··· INFORMATION GIVEN ···
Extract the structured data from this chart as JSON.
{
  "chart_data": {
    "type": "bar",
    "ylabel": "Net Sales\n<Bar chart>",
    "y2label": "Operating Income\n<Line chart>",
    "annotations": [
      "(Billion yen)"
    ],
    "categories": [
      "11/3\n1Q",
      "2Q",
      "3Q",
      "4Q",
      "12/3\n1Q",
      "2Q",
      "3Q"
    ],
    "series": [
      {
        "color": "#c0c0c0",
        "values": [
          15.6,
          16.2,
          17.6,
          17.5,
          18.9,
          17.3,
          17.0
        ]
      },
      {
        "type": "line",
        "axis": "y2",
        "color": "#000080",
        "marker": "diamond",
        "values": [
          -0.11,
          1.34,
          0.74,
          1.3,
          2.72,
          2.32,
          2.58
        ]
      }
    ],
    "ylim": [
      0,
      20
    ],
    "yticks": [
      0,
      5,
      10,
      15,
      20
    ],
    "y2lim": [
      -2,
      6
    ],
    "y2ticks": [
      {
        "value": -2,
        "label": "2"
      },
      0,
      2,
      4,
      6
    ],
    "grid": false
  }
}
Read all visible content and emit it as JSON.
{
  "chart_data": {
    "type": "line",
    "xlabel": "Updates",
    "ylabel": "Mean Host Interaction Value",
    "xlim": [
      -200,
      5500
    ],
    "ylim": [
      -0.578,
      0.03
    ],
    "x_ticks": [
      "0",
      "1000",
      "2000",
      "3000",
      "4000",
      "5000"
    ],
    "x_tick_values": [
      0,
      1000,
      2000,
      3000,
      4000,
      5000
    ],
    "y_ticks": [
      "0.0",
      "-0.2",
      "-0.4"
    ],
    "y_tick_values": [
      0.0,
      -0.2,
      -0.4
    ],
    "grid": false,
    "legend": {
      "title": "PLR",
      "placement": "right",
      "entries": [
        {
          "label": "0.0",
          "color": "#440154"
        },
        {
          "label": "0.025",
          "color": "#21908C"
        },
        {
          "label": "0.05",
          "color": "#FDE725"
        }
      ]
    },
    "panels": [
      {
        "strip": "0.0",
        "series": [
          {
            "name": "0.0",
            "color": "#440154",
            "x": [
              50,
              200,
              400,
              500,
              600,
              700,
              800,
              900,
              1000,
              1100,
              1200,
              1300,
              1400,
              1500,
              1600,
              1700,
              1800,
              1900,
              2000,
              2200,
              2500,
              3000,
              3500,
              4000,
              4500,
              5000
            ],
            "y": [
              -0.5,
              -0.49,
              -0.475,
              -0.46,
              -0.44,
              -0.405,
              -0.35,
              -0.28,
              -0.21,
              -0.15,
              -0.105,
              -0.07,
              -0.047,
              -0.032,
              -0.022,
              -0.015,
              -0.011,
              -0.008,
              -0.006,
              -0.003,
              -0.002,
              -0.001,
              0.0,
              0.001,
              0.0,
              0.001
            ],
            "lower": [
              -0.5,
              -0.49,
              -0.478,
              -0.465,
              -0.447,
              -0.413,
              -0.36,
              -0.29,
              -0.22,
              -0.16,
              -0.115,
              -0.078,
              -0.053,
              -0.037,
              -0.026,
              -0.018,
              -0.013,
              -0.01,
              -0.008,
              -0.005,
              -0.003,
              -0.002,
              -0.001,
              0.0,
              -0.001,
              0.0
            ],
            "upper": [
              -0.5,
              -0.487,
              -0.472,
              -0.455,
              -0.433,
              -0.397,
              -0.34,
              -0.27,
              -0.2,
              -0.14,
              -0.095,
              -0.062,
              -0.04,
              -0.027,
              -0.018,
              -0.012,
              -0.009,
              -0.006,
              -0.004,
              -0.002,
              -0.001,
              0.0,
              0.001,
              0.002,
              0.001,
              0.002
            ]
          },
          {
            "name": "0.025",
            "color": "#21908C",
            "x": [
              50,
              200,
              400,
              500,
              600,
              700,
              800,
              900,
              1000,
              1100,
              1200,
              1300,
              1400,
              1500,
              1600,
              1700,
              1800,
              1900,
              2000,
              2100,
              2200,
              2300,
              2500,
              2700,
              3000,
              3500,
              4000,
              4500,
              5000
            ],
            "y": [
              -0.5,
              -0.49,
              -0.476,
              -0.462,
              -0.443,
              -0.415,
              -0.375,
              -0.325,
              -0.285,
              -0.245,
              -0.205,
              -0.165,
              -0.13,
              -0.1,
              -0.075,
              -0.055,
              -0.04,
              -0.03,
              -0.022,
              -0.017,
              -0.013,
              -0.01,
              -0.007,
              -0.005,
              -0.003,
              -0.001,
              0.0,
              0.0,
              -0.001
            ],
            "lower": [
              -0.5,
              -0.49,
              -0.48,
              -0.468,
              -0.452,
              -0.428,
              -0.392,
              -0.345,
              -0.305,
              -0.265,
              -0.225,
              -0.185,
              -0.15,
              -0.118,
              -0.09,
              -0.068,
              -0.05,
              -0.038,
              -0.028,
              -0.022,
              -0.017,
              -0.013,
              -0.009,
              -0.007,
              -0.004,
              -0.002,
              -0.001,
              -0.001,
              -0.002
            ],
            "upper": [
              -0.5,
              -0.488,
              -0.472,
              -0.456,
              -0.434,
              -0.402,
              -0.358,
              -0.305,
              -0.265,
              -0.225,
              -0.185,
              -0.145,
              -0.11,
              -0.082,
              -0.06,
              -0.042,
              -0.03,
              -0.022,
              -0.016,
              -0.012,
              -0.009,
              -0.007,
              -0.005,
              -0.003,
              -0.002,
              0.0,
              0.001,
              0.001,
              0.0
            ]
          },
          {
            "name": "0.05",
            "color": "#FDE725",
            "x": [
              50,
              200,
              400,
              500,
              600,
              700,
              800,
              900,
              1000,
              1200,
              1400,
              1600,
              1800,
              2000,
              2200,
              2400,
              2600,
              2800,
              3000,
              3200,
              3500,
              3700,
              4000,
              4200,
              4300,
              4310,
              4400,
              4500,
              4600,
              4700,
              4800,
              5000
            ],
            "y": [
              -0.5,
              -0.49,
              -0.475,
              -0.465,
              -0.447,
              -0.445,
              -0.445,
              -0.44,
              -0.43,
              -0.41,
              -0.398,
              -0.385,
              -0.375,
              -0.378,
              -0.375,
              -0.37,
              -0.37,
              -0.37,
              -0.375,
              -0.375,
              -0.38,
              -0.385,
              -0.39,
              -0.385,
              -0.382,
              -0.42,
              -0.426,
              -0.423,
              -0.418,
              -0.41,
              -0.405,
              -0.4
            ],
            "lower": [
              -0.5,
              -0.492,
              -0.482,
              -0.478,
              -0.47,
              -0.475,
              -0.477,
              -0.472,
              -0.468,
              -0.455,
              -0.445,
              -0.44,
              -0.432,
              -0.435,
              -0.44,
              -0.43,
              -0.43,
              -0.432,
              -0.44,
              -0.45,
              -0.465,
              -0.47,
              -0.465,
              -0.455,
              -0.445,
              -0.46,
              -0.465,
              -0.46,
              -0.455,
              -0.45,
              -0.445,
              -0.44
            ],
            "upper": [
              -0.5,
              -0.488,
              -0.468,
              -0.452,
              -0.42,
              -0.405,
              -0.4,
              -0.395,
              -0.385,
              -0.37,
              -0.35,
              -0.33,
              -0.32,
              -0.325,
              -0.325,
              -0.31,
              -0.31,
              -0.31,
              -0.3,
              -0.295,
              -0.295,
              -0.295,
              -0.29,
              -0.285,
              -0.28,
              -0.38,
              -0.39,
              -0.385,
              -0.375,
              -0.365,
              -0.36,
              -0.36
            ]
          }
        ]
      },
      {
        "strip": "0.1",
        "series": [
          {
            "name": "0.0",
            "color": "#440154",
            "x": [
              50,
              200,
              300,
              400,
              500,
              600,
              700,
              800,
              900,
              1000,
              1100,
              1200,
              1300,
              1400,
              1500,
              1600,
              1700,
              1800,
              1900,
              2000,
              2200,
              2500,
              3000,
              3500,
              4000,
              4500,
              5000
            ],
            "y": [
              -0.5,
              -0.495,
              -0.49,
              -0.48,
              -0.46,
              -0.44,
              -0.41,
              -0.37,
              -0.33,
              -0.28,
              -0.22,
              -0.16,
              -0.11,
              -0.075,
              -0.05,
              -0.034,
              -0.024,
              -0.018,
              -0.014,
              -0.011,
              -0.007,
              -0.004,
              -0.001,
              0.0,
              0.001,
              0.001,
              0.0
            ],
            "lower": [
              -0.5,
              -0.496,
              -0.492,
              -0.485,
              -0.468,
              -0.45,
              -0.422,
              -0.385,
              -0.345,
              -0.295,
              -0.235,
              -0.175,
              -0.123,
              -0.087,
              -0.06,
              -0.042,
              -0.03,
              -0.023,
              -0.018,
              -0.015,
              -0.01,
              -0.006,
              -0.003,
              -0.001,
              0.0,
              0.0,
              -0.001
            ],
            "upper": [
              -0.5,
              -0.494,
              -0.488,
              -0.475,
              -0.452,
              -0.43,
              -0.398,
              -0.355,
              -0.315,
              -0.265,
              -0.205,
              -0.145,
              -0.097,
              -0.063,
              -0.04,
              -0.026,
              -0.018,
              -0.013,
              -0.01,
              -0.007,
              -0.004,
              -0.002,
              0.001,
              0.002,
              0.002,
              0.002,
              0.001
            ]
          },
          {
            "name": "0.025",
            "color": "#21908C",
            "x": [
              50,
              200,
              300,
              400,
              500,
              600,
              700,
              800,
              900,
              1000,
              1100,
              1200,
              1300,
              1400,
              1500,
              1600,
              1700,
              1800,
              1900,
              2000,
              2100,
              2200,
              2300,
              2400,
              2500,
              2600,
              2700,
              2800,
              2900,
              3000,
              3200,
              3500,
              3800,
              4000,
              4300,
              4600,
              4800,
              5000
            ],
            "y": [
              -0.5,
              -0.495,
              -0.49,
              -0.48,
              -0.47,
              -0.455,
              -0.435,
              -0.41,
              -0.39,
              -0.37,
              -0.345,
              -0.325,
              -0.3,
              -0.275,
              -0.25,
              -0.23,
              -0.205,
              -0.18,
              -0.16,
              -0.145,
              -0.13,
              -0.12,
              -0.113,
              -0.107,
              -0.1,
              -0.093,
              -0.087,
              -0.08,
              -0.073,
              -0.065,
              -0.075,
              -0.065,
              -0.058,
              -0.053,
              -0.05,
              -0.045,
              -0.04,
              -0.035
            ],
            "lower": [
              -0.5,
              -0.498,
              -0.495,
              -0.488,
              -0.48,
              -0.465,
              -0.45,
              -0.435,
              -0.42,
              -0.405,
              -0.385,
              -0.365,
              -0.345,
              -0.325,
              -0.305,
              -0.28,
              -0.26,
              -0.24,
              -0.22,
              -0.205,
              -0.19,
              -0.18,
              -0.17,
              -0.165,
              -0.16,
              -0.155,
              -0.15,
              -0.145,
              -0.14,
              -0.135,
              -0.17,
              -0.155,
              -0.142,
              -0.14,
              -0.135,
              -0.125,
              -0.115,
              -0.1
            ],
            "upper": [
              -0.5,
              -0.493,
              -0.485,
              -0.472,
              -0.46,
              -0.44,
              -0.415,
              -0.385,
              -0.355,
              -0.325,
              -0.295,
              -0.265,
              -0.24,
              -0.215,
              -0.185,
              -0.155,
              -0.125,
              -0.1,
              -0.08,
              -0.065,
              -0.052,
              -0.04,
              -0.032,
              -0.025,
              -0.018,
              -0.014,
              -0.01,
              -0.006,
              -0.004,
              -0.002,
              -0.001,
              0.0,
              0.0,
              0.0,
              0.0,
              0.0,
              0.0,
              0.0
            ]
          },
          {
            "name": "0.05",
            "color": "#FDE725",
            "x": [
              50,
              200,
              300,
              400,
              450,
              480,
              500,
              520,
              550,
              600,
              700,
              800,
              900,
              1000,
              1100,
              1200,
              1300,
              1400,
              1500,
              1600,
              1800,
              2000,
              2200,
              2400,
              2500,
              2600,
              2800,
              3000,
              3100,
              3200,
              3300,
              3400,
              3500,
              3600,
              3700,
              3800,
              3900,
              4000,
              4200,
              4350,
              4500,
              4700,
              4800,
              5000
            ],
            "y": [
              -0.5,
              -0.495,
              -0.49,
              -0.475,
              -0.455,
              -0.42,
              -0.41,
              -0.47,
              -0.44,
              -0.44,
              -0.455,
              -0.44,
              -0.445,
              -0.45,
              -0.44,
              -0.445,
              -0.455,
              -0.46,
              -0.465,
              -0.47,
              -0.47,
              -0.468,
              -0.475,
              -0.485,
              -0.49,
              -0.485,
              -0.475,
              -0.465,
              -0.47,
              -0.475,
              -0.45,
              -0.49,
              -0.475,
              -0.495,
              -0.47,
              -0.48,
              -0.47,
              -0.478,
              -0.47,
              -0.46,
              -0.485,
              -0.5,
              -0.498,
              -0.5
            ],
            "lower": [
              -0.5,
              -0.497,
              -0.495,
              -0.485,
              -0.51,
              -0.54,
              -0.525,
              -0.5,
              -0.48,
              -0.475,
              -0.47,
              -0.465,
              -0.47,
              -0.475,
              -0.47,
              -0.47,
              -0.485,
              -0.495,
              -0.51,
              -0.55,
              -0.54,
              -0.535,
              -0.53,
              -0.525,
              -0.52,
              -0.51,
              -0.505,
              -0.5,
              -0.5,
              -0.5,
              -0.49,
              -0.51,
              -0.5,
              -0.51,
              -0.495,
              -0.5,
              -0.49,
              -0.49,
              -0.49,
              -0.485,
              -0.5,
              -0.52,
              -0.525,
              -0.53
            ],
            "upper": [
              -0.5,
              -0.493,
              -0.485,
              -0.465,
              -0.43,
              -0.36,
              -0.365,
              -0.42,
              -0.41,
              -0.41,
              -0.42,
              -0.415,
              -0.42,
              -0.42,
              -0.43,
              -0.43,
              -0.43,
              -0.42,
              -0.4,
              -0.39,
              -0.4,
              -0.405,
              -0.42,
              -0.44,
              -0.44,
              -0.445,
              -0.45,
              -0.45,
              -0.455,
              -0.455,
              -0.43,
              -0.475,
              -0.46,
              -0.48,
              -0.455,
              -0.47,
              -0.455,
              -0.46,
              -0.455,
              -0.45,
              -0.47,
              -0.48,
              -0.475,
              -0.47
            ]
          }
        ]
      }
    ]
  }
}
···
**REQUIREMENT:**
Only the number is needed: state how many lines in the listing contain "JSON".

**WRITTEN SOLUTION:**
2